***** THE DATA *****

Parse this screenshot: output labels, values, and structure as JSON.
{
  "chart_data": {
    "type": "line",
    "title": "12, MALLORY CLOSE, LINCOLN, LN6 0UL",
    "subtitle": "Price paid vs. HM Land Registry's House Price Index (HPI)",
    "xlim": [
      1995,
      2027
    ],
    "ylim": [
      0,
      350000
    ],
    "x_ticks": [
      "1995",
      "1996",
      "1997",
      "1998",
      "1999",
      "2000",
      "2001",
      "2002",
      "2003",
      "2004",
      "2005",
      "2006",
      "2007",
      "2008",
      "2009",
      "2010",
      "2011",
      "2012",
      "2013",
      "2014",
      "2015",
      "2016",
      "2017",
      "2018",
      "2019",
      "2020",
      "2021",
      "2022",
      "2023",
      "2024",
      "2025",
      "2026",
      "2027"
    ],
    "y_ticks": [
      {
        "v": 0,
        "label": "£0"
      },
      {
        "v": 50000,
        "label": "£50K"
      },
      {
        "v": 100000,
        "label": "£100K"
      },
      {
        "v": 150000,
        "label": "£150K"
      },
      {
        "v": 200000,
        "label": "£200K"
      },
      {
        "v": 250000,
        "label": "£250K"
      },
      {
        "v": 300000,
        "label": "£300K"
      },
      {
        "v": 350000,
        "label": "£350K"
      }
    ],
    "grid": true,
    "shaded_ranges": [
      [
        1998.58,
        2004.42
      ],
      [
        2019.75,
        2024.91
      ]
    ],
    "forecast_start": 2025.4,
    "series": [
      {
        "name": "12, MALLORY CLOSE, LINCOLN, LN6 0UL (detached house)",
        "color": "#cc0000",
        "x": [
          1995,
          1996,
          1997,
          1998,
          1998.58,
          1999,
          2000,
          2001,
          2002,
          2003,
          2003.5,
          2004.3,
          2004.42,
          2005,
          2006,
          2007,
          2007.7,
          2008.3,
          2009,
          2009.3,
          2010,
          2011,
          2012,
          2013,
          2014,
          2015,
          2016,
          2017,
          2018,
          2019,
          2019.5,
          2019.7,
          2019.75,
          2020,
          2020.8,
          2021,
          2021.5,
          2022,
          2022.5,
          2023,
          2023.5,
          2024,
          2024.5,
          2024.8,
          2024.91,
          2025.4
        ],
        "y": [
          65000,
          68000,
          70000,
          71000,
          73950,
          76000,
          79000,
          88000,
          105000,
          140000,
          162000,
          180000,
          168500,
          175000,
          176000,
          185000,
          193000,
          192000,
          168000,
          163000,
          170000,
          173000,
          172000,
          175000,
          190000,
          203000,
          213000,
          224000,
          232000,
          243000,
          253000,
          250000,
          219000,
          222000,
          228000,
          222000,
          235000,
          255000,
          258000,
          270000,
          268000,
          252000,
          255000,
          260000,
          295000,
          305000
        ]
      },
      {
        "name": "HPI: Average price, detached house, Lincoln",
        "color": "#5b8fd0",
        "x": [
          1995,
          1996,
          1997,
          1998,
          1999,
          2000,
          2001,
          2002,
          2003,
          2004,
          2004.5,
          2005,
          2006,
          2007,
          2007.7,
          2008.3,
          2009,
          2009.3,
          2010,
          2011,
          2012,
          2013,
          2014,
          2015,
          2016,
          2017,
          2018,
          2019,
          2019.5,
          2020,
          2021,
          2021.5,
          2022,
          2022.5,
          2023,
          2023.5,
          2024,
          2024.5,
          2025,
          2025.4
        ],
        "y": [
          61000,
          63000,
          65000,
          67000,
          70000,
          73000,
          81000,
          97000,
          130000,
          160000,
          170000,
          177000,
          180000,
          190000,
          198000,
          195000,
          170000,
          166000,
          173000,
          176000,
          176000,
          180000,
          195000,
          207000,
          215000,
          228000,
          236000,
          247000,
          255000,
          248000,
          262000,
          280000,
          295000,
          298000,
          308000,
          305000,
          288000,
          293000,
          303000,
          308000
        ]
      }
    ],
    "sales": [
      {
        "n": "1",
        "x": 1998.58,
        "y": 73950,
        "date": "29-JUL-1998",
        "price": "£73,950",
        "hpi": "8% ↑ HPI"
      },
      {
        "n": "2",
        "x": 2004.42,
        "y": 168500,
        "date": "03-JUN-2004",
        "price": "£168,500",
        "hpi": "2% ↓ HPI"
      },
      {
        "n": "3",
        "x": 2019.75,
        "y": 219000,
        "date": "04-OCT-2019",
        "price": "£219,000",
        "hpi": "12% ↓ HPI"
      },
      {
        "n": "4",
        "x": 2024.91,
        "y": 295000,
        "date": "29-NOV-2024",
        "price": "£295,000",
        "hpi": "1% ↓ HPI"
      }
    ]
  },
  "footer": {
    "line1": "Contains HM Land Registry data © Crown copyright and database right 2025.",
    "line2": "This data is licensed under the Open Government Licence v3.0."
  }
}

*****

EXERCISE =>
Which lines contain "Registry"? Copy each of them.

RESULT OF THE EXERCISE =>
    "subtitle": "Price paid vs. HM Land Registry's House Price Index (HPI)",
    "line1": "Contains HM Land Registry data © Crown copyright and database right 2025.",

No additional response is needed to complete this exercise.